Write out the material again word for word, dropping any images it holds.
-- Begin Supplied data --
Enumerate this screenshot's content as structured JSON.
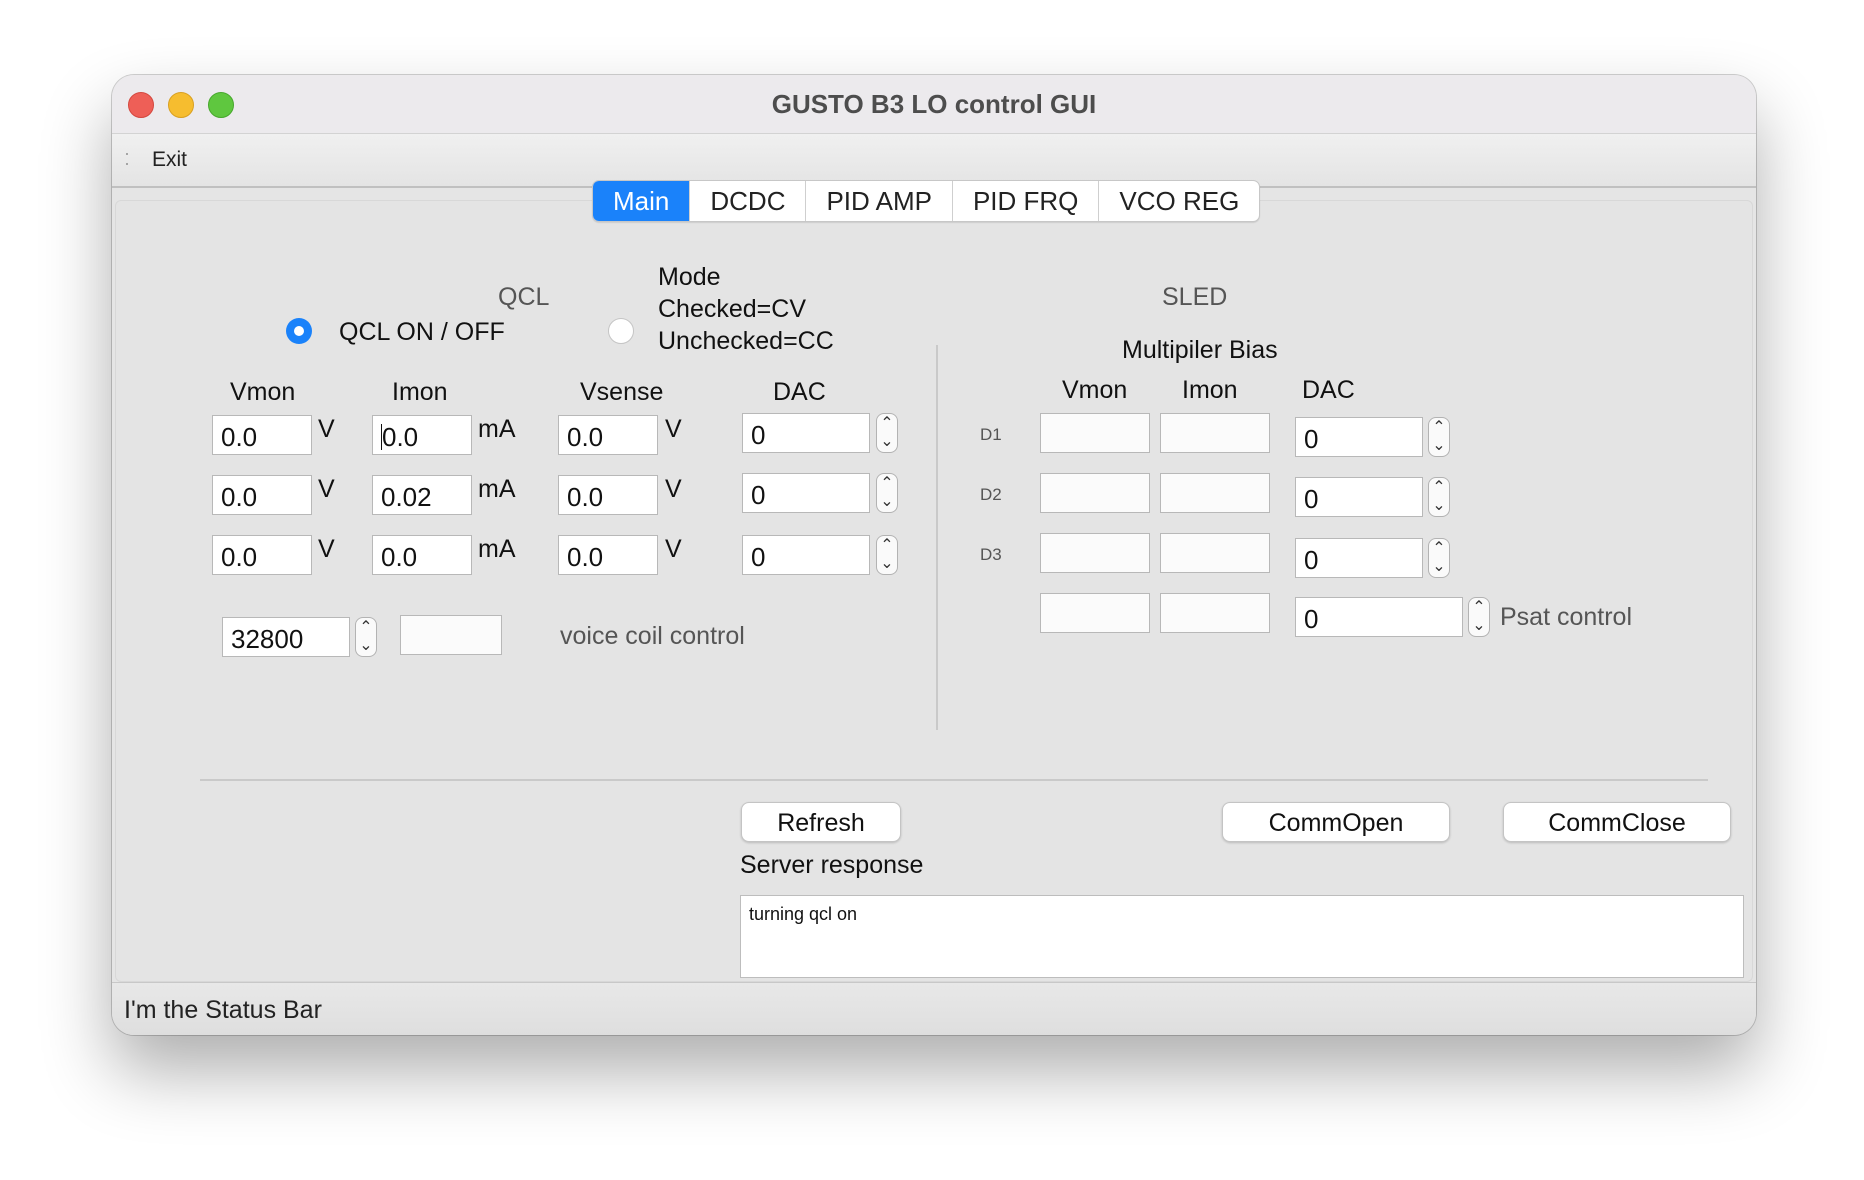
{
  "window": {
    "title": "GUSTO B3 LO control GUI"
  },
  "menubar": {
    "exit_label": "Exit"
  },
  "tabs": [
    {
      "label": "Main",
      "active": true
    },
    {
      "label": "DCDC",
      "active": false
    },
    {
      "label": "PID AMP",
      "active": false
    },
    {
      "label": "PID FRQ",
      "active": false
    },
    {
      "label": "VCO REG",
      "active": false
    }
  ],
  "qcl": {
    "section_label": "QCL",
    "onoff_label": "QCL ON / OFF",
    "onoff_checked": true,
    "mode_lines": [
      "Mode",
      "Checked=CV",
      "Unchecked=CC"
    ],
    "mode_checked": false,
    "headers": {
      "vmon": "Vmon",
      "imon": "Imon",
      "vsense": "Vsense",
      "dac": "DAC"
    },
    "units": {
      "v": "V",
      "ma": "mA"
    },
    "rows": [
      {
        "vmon": "0.0",
        "imon": "0.0",
        "vsense": "0.0",
        "dac": "0"
      },
      {
        "vmon": "0.0",
        "imon": "0.02",
        "vsense": "0.0",
        "dac": "0"
      },
      {
        "vmon": "0.0",
        "imon": "0.0",
        "vsense": "0.0",
        "dac": "0"
      }
    ],
    "voice_coil": {
      "value": "32800",
      "readout": "",
      "label": "voice coil control"
    }
  },
  "sled": {
    "section_label": "SLED",
    "group_label": "Multipiler Bias",
    "headers": {
      "vmon": "Vmon",
      "imon": "Imon",
      "dac": "DAC"
    },
    "rows": [
      {
        "label": "D1",
        "vmon": "",
        "imon": "",
        "dac": "0"
      },
      {
        "label": "D2",
        "vmon": "",
        "imon": "",
        "dac": "0"
      },
      {
        "label": "D3",
        "vmon": "",
        "imon": "",
        "dac": "0"
      },
      {
        "label": "",
        "vmon": "",
        "imon": "",
        "dac": "0"
      }
    ],
    "psat_label": "Psat control"
  },
  "buttons": {
    "refresh": "Refresh",
    "comm_open": "CommOpen",
    "comm_close": "CommClose"
  },
  "server_response": {
    "label": "Server response",
    "text": "turning qcl on"
  },
  "status_bar": {
    "text": "I'm the Status Bar"
  }
}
-- End Supplied data --
_Solution to the problem_
Enumerate this screenshot's content as structured JSON.
{
  "window": {
    "title": "GUSTO B3 LO control GUI"
  },
  "menubar": {
    "exit_label": "Exit"
  },
  "tabs": [
    {
      "label": "Main",
      "active": true
    },
    {
      "label": "DCDC",
      "active": false
    },
    {
      "label": "PID AMP",
      "active": false
    },
    {
      "label": "PID FRQ",
      "active": false
    },
    {
      "label": "VCO REG",
      "active": false
    }
  ],
  "qcl": {
    "section_label": "QCL",
    "onoff_label": "QCL ON / OFF",
    "onoff_checked": true,
    "mode_lines": [
      "Mode",
      "Checked=CV",
      "Unchecked=CC"
    ],
    "mode_checked": false,
    "headers": {
      "vmon": "Vmon",
      "imon": "Imon",
      "vsense": "Vsense",
      "dac": "DAC"
    },
    "units": {
      "v": "V",
      "ma": "mA"
    },
    "rows": [
      {
        "vmon": "0.0",
        "imon": "0.0",
        "vsense": "0.0",
        "dac": "0"
      },
      {
        "vmon": "0.0",
        "imon": "0.02",
        "vsense": "0.0",
        "dac": "0"
      },
      {
        "vmon": "0.0",
        "imon": "0.0",
        "vsense": "0.0",
        "dac": "0"
      }
    ],
    "voice_coil": {
      "value": "32800",
      "readout": "",
      "label": "voice coil control"
    }
  },
  "sled": {
    "section_label": "SLED",
    "group_label": "Multipiler Bias",
    "headers": {
      "vmon": "Vmon",
      "imon": "Imon",
      "dac": "DAC"
    },
    "rows": [
      {
        "label": "D1",
        "vmon": "",
        "imon": "",
        "dac": "0"
      },
      {
        "label": "D2",
        "vmon": "",
        "imon": "",
        "dac": "0"
      },
      {
        "label": "D3",
        "vmon": "",
        "imon": "",
        "dac": "0"
      },
      {
        "label": "",
        "vmon": "",
        "imon": "",
        "dac": "0"
      }
    ],
    "psat_label": "Psat control"
  },
  "buttons": {
    "refresh": "Refresh",
    "comm_open": "CommOpen",
    "comm_close": "CommClose"
  },
  "server_response": {
    "label": "Server response",
    "text": "turning qcl on"
  },
  "status_bar": {
    "text": "I'm the Status Bar"
  }
}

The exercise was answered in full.